WRITTEN TASK:
Restate the records below word for word.
[START SOURCE RECORDS]
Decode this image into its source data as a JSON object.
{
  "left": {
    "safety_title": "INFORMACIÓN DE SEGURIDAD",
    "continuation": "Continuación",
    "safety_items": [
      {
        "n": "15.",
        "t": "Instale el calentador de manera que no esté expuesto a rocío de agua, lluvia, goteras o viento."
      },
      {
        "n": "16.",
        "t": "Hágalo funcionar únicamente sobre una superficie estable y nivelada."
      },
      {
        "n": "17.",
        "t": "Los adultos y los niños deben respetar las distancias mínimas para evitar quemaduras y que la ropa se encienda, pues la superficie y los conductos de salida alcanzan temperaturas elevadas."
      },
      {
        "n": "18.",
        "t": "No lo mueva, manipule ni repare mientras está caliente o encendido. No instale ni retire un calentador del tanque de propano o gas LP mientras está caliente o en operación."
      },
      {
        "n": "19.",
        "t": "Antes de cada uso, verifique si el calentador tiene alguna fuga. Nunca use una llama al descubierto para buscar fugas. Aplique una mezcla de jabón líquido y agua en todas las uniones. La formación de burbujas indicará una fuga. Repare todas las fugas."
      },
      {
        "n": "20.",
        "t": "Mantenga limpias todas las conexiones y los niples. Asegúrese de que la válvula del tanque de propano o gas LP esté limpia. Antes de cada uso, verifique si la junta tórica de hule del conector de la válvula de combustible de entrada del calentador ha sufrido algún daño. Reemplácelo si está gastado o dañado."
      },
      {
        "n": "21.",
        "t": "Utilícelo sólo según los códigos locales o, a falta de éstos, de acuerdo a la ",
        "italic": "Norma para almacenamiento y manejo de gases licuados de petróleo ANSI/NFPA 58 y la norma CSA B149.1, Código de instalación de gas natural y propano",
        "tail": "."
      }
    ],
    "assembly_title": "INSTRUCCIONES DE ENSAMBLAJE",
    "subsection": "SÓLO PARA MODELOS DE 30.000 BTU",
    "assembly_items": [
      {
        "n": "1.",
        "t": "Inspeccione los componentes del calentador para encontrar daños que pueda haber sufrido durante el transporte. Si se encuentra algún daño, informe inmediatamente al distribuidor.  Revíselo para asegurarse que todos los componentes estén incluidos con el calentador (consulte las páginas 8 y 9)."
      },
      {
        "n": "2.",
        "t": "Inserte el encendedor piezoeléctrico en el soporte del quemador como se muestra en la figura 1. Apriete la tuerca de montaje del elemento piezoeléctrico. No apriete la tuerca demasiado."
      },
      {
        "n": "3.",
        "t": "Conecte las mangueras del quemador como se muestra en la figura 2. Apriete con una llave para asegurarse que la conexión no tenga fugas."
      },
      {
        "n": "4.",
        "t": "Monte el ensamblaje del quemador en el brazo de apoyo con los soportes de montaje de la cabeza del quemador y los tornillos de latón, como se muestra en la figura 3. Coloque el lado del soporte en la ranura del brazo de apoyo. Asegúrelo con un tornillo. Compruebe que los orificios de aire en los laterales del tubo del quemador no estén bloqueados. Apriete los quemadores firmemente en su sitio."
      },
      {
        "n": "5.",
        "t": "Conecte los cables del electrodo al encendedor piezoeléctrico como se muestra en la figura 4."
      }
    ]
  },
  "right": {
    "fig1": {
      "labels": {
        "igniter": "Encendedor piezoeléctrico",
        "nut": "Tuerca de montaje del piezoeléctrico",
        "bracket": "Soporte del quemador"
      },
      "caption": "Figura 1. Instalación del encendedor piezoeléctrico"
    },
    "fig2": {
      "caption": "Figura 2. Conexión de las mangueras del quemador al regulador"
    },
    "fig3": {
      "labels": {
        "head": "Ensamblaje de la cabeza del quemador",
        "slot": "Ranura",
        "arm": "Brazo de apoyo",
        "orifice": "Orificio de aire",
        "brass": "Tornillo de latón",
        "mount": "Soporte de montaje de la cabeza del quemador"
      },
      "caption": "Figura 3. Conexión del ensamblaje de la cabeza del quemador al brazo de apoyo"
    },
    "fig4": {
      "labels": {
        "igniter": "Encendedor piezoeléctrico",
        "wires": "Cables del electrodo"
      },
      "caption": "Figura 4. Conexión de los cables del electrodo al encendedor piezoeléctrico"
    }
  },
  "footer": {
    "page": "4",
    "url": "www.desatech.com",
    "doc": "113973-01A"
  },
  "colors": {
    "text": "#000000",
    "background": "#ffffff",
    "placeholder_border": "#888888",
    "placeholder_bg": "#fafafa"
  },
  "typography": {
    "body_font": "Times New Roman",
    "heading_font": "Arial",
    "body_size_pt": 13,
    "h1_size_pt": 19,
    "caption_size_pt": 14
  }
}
[END SOURCE RECORDS]
TASK ANSWER:
Decode this image into its source data as a JSON object.
{
  "left": {
    "safety_title": "INFORMACIÓN DE SEGURIDAD",
    "continuation": "Continuación",
    "safety_items": [
      {
        "n": "15.",
        "t": "Instale el calentador de manera que no esté expuesto a rocío de agua, lluvia, goteras o viento."
      },
      {
        "n": "16.",
        "t": "Hágalo funcionar únicamente sobre una superficie estable y nivelada."
      },
      {
        "n": "17.",
        "t": "Los adultos y los niños deben respetar las distancias mínimas para evitar quemaduras y que la ropa se encienda, pues la superficie y los conductos de salida alcanzan temperaturas elevadas."
      },
      {
        "n": "18.",
        "t": "No lo mueva, manipule ni repare mientras está caliente o encendido. No instale ni retire un calentador del tanque de propano o gas LP mientras está caliente o en operación."
      },
      {
        "n": "19.",
        "t": "Antes de cada uso, verifique si el calentador tiene alguna fuga. Nunca use una llama al descubierto para buscar fugas. Aplique una mezcla de jabón líquido y agua en todas las uniones. La formación de burbujas indicará una fuga. Repare todas las fugas."
      },
      {
        "n": "20.",
        "t": "Mantenga limpias todas las conexiones y los niples. Asegúrese de que la válvula del tanque de propano o gas LP esté limpia. Antes de cada uso, verifique si la junta tórica de hule del conector de la válvula de combustible de entrada del calentador ha sufrido algún daño. Reemplácelo si está gastado o dañado."
      },
      {
        "n": "21.",
        "t": "Utilícelo sólo según los códigos locales o, a falta de éstos, de acuerdo a la ",
        "italic": "Norma para almacenamiento y manejo de gases licuados de petróleo ANSI/NFPA 58 y la norma CSA B149.1, Código de instalación de gas natural y propano",
        "tail": "."
      }
    ],
    "assembly_title": "INSTRUCCIONES DE ENSAMBLAJE",
    "subsection": "SÓLO PARA MODELOS DE 30.000 BTU",
    "assembly_items": [
      {
        "n": "1.",
        "t": "Inspeccione los componentes del calentador para encontrar daños que pueda haber sufrido durante el transporte. Si se encuentra algún daño, informe inmediatamente al distribuidor.  Revíselo para asegurarse que todos los componentes estén incluidos con el calentador (consulte las páginas 8 y 9)."
      },
      {
        "n": "2.",
        "t": "Inserte el encendedor piezoeléctrico en el soporte del quemador como se muestra en la figura 1. Apriete la tuerca de montaje del elemento piezoeléctrico. No apriete la tuerca demasiado."
      },
      {
        "n": "3.",
        "t": "Conecte las mangueras del quemador como se muestra en la figura 2. Apriete con una llave para asegurarse que la conexión no tenga fugas."
      },
      {
        "n": "4.",
        "t": "Monte el ensamblaje del quemador en el brazo de apoyo con los soportes de montaje de la cabeza del quemador y los tornillos de latón, como se muestra en la figura 3. Coloque el lado del soporte en la ranura del brazo de apoyo. Asegúrelo con un tornillo. Compruebe que los orificios de aire en los laterales del tubo del quemador no estén bloqueados. Apriete los quemadores firmemente en su sitio."
      },
      {
        "n": "5.",
        "t": "Conecte los cables del electrodo al encendedor piezoeléctrico como se muestra en la figura 4."
      }
    ]
  },
  "right": {
    "fig1": {
      "labels": {
        "igniter": "Encendedor piezoeléctrico",
        "nut": "Tuerca de montaje del piezoeléctrico",
        "bracket": "Soporte del quemador"
      },
      "caption": "Figura 1. Instalación del encendedor piezoeléctrico"
    },
    "fig2": {
      "caption": "Figura 2. Conexión de las mangueras del quemador al regulador"
    },
    "fig3": {
      "labels": {
        "head": "Ensamblaje de la cabeza del quemador",
        "slot": "Ranura",
        "arm": "Brazo de apoyo",
        "orifice": "Orificio de aire",
        "brass": "Tornillo de latón",
        "mount": "Soporte de montaje de la cabeza del quemador"
      },
      "caption": "Figura 3. Conexión del ensamblaje de la cabeza del quemador al brazo de apoyo"
    },
    "fig4": {
      "labels": {
        "igniter": "Encendedor piezoeléctrico",
        "wires": "Cables del electrodo"
      },
      "caption": "Figura 4. Conexión de los cables del electrodo al encendedor piezoeléctrico"
    }
  },
  "footer": {
    "page": "4",
    "url": "www.desatech.com",
    "doc": "113973-01A"
  },
  "colors": {
    "text": "#000000",
    "background": "#ffffff",
    "placeholder_border": "#888888",
    "placeholder_bg": "#fafafa"
  },
  "typography": {
    "body_font": "Times New Roman",
    "heading_font": "Arial",
    "body_size_pt": 13,
    "h1_size_pt": 19,
    "caption_size_pt": 14
  }
}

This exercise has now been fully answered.